--- start ---

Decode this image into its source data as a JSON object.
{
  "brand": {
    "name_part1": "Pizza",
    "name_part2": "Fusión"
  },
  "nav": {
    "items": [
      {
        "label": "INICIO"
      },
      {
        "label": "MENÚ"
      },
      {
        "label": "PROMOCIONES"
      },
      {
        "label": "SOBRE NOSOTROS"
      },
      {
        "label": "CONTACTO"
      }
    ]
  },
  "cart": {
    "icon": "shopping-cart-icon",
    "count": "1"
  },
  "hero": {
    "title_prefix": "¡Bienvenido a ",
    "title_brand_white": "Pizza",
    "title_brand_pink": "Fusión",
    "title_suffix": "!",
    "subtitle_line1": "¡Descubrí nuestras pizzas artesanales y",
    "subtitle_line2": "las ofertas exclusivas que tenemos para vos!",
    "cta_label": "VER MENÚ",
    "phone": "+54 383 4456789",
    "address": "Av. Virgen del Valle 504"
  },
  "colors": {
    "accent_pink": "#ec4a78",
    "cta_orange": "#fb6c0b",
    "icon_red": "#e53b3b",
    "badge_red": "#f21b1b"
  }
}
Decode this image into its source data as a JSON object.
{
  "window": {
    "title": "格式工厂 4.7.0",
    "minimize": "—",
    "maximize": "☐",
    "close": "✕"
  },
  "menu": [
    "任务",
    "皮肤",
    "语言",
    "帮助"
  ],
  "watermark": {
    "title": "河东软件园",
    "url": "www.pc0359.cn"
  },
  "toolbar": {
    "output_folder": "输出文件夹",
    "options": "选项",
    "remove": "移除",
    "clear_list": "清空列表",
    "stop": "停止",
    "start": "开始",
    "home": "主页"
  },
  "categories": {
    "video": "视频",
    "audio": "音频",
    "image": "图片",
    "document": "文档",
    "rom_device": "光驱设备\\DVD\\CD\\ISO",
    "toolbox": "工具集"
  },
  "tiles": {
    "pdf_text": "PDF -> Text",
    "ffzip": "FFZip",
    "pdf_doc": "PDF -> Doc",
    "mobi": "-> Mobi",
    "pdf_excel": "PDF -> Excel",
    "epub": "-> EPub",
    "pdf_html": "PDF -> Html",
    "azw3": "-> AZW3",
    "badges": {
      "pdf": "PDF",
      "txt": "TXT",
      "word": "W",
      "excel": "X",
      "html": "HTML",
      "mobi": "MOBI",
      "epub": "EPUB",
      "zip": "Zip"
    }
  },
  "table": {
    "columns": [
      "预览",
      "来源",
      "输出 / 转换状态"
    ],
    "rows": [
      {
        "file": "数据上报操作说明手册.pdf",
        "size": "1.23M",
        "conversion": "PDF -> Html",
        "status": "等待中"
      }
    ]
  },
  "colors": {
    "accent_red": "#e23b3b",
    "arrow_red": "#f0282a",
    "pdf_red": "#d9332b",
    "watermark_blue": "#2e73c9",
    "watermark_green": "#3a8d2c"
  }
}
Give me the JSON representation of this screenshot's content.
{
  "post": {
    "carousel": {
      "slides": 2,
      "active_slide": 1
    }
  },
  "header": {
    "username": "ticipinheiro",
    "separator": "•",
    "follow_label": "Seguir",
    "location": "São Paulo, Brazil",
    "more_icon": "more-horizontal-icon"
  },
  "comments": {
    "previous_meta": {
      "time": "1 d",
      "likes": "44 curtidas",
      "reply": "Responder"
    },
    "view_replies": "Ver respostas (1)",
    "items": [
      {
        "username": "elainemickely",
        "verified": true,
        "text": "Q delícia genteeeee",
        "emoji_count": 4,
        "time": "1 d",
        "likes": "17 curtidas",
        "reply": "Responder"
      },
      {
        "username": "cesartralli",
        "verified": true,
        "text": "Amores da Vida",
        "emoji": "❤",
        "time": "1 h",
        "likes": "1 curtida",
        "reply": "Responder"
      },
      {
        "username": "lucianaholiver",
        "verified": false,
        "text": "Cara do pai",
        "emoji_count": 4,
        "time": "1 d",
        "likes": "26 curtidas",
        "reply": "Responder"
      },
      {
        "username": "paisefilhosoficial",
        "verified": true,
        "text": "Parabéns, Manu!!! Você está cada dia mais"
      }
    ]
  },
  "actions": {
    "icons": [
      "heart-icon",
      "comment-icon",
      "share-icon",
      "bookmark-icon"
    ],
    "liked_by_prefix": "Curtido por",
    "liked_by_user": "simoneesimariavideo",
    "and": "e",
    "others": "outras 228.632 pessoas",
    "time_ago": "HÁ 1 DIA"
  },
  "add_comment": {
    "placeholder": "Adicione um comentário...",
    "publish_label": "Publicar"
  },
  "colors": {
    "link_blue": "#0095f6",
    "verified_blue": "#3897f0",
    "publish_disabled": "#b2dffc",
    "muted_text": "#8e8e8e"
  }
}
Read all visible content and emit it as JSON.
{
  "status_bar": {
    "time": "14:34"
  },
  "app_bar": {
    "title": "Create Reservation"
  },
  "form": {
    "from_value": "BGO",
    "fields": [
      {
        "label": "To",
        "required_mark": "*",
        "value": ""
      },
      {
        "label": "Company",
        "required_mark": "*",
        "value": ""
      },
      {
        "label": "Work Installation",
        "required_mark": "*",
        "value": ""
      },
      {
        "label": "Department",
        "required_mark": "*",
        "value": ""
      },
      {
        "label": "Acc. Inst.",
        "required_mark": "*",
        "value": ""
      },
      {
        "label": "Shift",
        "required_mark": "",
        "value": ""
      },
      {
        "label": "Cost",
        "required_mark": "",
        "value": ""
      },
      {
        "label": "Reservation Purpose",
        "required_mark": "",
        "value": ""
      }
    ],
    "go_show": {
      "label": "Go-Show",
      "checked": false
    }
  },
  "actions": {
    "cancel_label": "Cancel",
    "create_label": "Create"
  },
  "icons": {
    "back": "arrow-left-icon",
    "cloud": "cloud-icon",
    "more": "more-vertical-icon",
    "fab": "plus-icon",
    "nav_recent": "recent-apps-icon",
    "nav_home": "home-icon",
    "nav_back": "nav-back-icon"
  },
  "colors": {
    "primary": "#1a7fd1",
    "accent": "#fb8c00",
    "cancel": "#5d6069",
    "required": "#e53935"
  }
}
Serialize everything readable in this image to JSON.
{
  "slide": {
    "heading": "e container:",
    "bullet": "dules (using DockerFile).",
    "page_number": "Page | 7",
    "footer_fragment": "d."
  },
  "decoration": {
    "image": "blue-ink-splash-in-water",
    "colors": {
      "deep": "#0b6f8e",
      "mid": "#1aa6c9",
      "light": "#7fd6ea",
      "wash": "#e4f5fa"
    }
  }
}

--- end ---

Write out all the records above again, exactly as they stand.

Decode this image into its source data as a JSON object.
{
  "brand": {
    "name_part1": "Pizza",
    "name_part2": "Fusión"
  },
  "nav": {
    "items": [
      {
        "label": "INICIO"
      },
      {
        "label": "MENÚ"
      },
      {
        "label": "PROMOCIONES"
      },
      {
        "label": "SOBRE NOSOTROS"
      },
      {
        "label": "CONTACTO"
      }
    ]
  },
  "cart": {
    "icon": "shopping-cart-icon",
    "count": "1"
  },
  "hero": {
    "title_prefix": "¡Bienvenido a ",
    "title_brand_white": "Pizza",
    "title_brand_pink": "Fusión",
    "title_suffix": "!",
    "subtitle_line1": "¡Descubrí nuestras pizzas artesanales y",
    "subtitle_line2": "las ofertas exclusivas que tenemos para vos!",
    "cta_label": "VER MENÚ",
    "phone": "+54 383 4456789",
    "address": "Av. Virgen del Valle 504"
  },
  "colors": {
    "accent_pink": "#ec4a78",
    "cta_orange": "#fb6c0b",
    "icon_red": "#e53b3b",
    "badge_red": "#f21b1b"
  }
}
Decode this image into its source data as a JSON object.
{
  "window": {
    "title": "格式工厂 4.7.0",
    "minimize": "—",
    "maximize": "☐",
    "close": "✕"
  },
  "menu": [
    "任务",
    "皮肤",
    "语言",
    "帮助"
  ],
  "watermark": {
    "title": "河东软件园",
    "url": "www.pc0359.cn"
  },
  "toolbar": {
    "output_folder": "输出文件夹",
    "options": "选项",
    "remove": "移除",
    "clear_list": "清空列表",
    "stop": "停止",
    "start": "开始",
    "home": "主页"
  },
  "categories": {
    "video": "视频",
    "audio": "音频",
    "image": "图片",
    "document": "文档",
    "rom_device": "光驱设备\\DVD\\CD\\ISO",
    "toolbox": "工具集"
  },
  "tiles": {
    "pdf_text": "PDF -> Text",
    "ffzip": "FFZip",
    "pdf_doc": "PDF -> Doc",
    "mobi": "-> Mobi",
    "pdf_excel": "PDF -> Excel",
    "epub": "-> EPub",
    "pdf_html": "PDF -> Html",
    "azw3": "-> AZW3",
    "badges": {
      "pdf": "PDF",
      "txt": "TXT",
      "word": "W",
      "excel": "X",
      "html": "HTML",
      "mobi": "MOBI",
      "epub": "EPUB",
      "zip": "Zip"
    }
  },
  "table": {
    "columns": [
      "预览",
      "来源",
      "输出 / 转换状态"
    ],
    "rows": [
      {
        "file": "数据上报操作说明手册.pdf",
        "size": "1.23M",
        "conversion": "PDF -> Html",
        "status": "等待中"
      }
    ]
  },
  "colors": {
    "accent_red": "#e23b3b",
    "arrow_red": "#f0282a",
    "pdf_red": "#d9332b",
    "watermark_blue": "#2e73c9",
    "watermark_green": "#3a8d2c"
  }
}
Give me the JSON representation of this screenshot's content.
{
  "post": {
    "carousel": {
      "slides": 2,
      "active_slide": 1
    }
  },
  "header": {
    "username": "ticipinheiro",
    "separator": "•",
    "follow_label": "Seguir",
    "location": "São Paulo, Brazil",
    "more_icon": "more-horizontal-icon"
  },
  "comments": {
    "previous_meta": {
      "time": "1 d",
      "likes": "44 curtidas",
      "reply": "Responder"
    },
    "view_replies": "Ver respostas (1)",
    "items": [
      {
        "username": "elainemickely",
        "verified": true,
        "text": "Q delícia genteeeee",
        "emoji_count": 4,
        "time": "1 d",
        "likes": "17 curtidas",
        "reply": "Responder"
      },
      {
        "username": "cesartralli",
        "verified": true,
        "text": "Amores da Vida",
        "emoji": "❤",
        "time": "1 h",
        "likes": "1 curtida",
        "reply": "Responder"
      },
      {
        "username": "lucianaholiver",
        "verified": false,
        "text": "Cara do pai",
        "emoji_count": 4,
        "time": "1 d",
        "likes": "26 curtidas",
        "reply": "Responder"
      },
      {
        "username": "paisefilhosoficial",
        "verified": true,
        "text": "Parabéns, Manu!!! Você está cada dia mais"
      }
    ]
  },
  "actions": {
    "icons": [
      "heart-icon",
      "comment-icon",
      "share-icon",
      "bookmark-icon"
    ],
    "liked_by_prefix": "Curtido por",
    "liked_by_user": "simoneesimariavideo",
    "and": "e",
    "others": "outras 228.632 pessoas",
    "time_ago": "HÁ 1 DIA"
  },
  "add_comment": {
    "placeholder": "Adicione um comentário...",
    "publish_label": "Publicar"
  },
  "colors": {
    "link_blue": "#0095f6",
    "verified_blue": "#3897f0",
    "publish_disabled": "#b2dffc",
    "muted_text": "#8e8e8e"
  }
}
Read all visible content and emit it as JSON.
{
  "status_bar": {
    "time": "14:34"
  },
  "app_bar": {
    "title": "Create Reservation"
  },
  "form": {
    "from_value": "BGO",
    "fields": [
      {
        "label": "To",
        "required_mark": "*",
        "value": ""
      },
      {
        "label": "Company",
        "required_mark": "*",
        "value": ""
      },
      {
        "label": "Work Installation",
        "required_mark": "*",
        "value": ""
      },
      {
        "label": "Department",
        "required_mark": "*",
        "value": ""
      },
      {
        "label": "Acc. Inst.",
        "required_mark": "*",
        "value": ""
      },
      {
        "label": "Shift",
        "required_mark": "",
        "value": ""
      },
      {
        "label": "Cost",
        "required_mark": "",
        "value": ""
      },
      {
        "label": "Reservation Purpose",
        "required_mark": "",
        "value": ""
      }
    ],
    "go_show": {
      "label": "Go-Show",
      "checked": false
    }
  },
  "actions": {
    "cancel_label": "Cancel",
    "create_label": "Create"
  },
  "icons": {
    "back": "arrow-left-icon",
    "cloud": "cloud-icon",
    "more": "more-vertical-icon",
    "fab": "plus-icon",
    "nav_recent": "recent-apps-icon",
    "nav_home": "home-icon",
    "nav_back": "nav-back-icon"
  },
  "colors": {
    "primary": "#1a7fd1",
    "accent": "#fb8c00",
    "cancel": "#5d6069",
    "required": "#e53935"
  }
}
Serialize everything readable in this image to JSON.
{
  "slide": {
    "heading": "e container:",
    "bullet": "dules (using DockerFile).",
    "page_number": "Page | 7",
    "footer_fragment": "d."
  },
  "decoration": {
    "image": "blue-ink-splash-in-water",
    "colors": {
      "deep": "#0b6f8e",
      "mid": "#1aa6c9",
      "light": "#7fd6ea",
      "wash": "#e4f5fa"
    }
  }
}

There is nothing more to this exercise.